What you have to do:
Reproduce all the material exactly, minus any pictures it holds.

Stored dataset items
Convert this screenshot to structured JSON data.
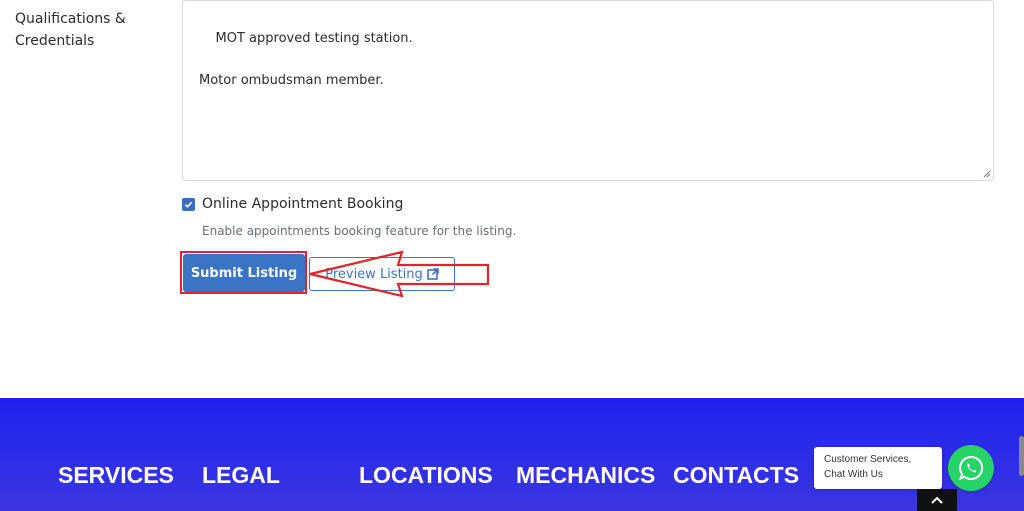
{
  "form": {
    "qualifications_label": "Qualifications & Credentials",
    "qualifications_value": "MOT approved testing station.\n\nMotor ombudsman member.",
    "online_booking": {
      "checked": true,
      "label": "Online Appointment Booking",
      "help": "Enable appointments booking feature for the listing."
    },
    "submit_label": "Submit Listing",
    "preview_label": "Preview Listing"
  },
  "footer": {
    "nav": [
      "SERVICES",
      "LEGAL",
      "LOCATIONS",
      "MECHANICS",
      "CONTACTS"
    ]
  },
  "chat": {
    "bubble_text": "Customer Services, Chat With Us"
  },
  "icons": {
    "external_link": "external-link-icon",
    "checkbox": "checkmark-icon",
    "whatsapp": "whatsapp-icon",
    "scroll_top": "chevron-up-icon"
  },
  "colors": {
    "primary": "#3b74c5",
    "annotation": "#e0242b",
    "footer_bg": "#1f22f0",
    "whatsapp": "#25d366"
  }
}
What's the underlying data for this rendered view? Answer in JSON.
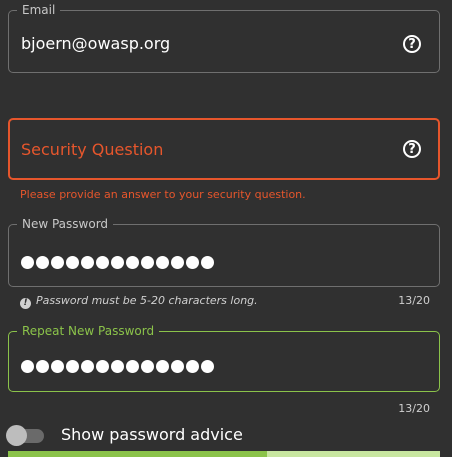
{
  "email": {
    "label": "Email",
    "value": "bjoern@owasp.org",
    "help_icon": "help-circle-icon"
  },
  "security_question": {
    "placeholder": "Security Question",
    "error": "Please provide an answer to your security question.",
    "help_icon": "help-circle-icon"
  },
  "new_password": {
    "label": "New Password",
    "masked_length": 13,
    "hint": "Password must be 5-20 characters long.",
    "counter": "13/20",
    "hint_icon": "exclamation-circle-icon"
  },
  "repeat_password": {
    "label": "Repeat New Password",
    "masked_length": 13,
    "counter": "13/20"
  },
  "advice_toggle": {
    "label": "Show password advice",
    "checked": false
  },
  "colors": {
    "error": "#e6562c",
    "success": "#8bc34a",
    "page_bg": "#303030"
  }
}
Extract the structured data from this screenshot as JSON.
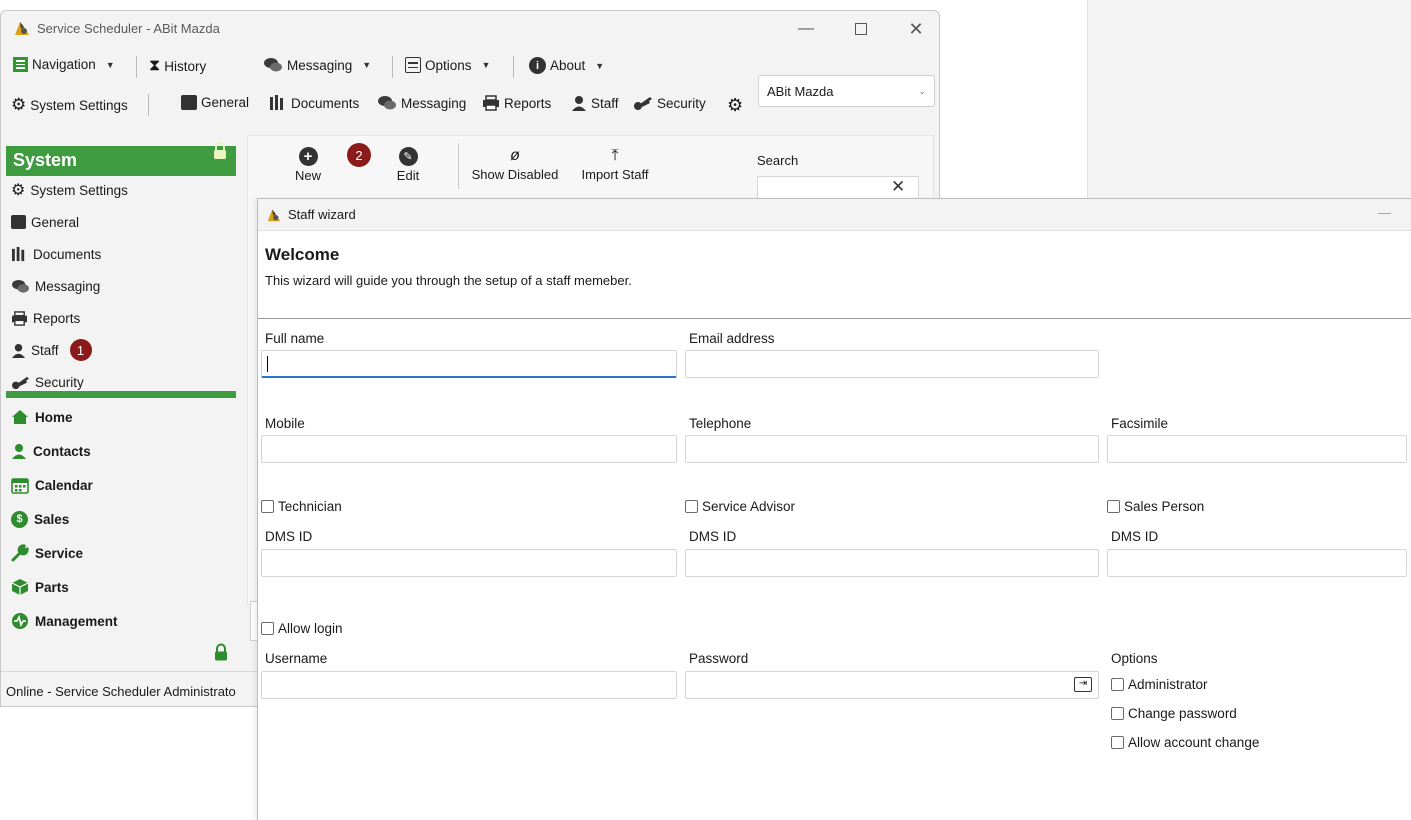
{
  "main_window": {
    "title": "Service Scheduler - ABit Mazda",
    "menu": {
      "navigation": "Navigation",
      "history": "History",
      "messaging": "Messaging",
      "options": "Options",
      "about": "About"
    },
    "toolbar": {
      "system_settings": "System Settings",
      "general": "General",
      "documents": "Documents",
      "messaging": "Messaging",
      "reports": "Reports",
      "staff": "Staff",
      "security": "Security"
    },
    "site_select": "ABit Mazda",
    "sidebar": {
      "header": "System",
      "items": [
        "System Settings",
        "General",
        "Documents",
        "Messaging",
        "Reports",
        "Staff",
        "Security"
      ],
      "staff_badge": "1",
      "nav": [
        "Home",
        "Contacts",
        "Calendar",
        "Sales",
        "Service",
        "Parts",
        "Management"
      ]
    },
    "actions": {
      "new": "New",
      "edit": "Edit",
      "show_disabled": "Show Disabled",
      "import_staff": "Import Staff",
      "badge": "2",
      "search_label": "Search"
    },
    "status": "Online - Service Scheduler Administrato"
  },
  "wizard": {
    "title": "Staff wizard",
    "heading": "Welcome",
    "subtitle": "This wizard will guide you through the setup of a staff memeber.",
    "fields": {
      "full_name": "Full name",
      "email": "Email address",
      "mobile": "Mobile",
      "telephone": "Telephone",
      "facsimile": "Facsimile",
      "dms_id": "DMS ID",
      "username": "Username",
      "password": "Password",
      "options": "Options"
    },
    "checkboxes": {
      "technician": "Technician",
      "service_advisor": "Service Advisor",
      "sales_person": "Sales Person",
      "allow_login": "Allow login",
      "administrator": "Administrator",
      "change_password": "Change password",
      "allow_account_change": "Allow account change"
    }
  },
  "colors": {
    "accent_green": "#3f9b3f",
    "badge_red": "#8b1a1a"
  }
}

Output of the task:
Convert this screenshot to structured JSON data.
{
  "form": {
    "qualifications_label": "Qualifications & Credentials",
    "qualifications_value": "MOT approved testing station.\n\nMotor ombudsman member.",
    "online_booking": {
      "checked": true,
      "label": "Online Appointment Booking",
      "help": "Enable appointments booking feature for the listing."
    },
    "submit_label": "Submit Listing",
    "preview_label": "Preview Listing"
  },
  "footer": {
    "nav": [
      "SERVICES",
      "LEGAL",
      "LOCATIONS",
      "MECHANICS",
      "CONTACTS"
    ]
  },
  "chat": {
    "bubble_text": "Customer Services, Chat With Us"
  },
  "icons": {
    "external_link": "external-link-icon",
    "checkbox": "checkmark-icon",
    "whatsapp": "whatsapp-icon",
    "scroll_top": "chevron-up-icon"
  },
  "colors": {
    "primary": "#3b74c5",
    "annotation": "#e0242b",
    "footer_bg": "#1f22f0",
    "whatsapp": "#25d366"
  }
}
What's the underlying data for this rendered view? Answer in JSON.
{
  "email": {
    "label": "Email",
    "value": "bjoern@owasp.org",
    "help_icon": "help-circle-icon"
  },
  "security_question": {
    "placeholder": "Security Question",
    "error": "Please provide an answer to your security question.",
    "help_icon": "help-circle-icon"
  },
  "new_password": {
    "label": "New Password",
    "masked_length": 13,
    "hint": "Password must be 5-20 characters long.",
    "counter": "13/20",
    "hint_icon": "exclamation-circle-icon"
  },
  "repeat_password": {
    "label": "Repeat New Password",
    "masked_length": 13,
    "counter": "13/20"
  },
  "advice_toggle": {
    "label": "Show password advice",
    "checked": false
  },
  "colors": {
    "error": "#e6562c",
    "success": "#8bc34a",
    "page_bg": "#303030"
  }
}
Extract the structured data from this screenshot as JSON.
{
  "main_window": {
    "title": "Service Scheduler - ABit Mazda",
    "menu": {
      "navigation": "Navigation",
      "history": "History",
      "messaging": "Messaging",
      "options": "Options",
      "about": "About"
    },
    "toolbar": {
      "system_settings": "System Settings",
      "general": "General",
      "documents": "Documents",
      "messaging": "Messaging",
      "reports": "Reports",
      "staff": "Staff",
      "security": "Security"
    },
    "site_select": "ABit Mazda",
    "sidebar": {
      "header": "System",
      "items": [
        "System Settings",
        "General",
        "Documents",
        "Messaging",
        "Reports",
        "Staff",
        "Security"
      ],
      "staff_badge": "1",
      "nav": [
        "Home",
        "Contacts",
        "Calendar",
        "Sales",
        "Service",
        "Parts",
        "Management"
      ]
    },
    "actions": {
      "new": "New",
      "edit": "Edit",
      "show_disabled": "Show Disabled",
      "import_staff": "Import Staff",
      "badge": "2",
      "search_label": "Search"
    },
    "status": "Online - Service Scheduler Administrato"
  },
  "wizard": {
    "title": "Staff wizard",
    "heading": "Welcome",
    "subtitle": "This wizard will guide you through the setup of a staff memeber.",
    "fields": {
      "full_name": "Full name",
      "email": "Email address",
      "mobile": "Mobile",
      "telephone": "Telephone",
      "facsimile": "Facsimile",
      "dms_id": "DMS ID",
      "username": "Username",
      "password": "Password",
      "options": "Options"
    },
    "checkboxes": {
      "technician": "Technician",
      "service_advisor": "Service Advisor",
      "sales_person": "Sales Person",
      "allow_login": "Allow login",
      "administrator": "Administrator",
      "change_password": "Change password",
      "allow_account_change": "Allow account change"
    }
  },
  "colors": {
    "accent_green": "#3f9b3f",
    "badge_red": "#8b1a1a"
  }
}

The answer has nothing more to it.